# DATA SHOWN:

========================================================================

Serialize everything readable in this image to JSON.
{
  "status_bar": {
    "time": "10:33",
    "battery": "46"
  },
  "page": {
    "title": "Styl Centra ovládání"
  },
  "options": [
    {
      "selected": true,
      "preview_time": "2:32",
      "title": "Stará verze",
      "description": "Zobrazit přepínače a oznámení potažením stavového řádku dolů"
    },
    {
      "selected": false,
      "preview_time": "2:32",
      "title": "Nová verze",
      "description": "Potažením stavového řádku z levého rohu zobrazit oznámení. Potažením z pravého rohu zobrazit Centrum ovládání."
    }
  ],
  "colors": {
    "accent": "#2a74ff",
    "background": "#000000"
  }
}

========================================================================

# INSTRUCTIONS FOR THE TASK:
Scan the material above. Copy each line where "oznámení" occurs.

# CORRECT RESULT:
      "description": "Zobrazit přepínače a oznámení potažením stavového řádku dolů"
      "description": "Potažením stavového řádku z levého rohu zobrazit oznámení. Potažením z pravého rohu zobrazit Centrum ovládání."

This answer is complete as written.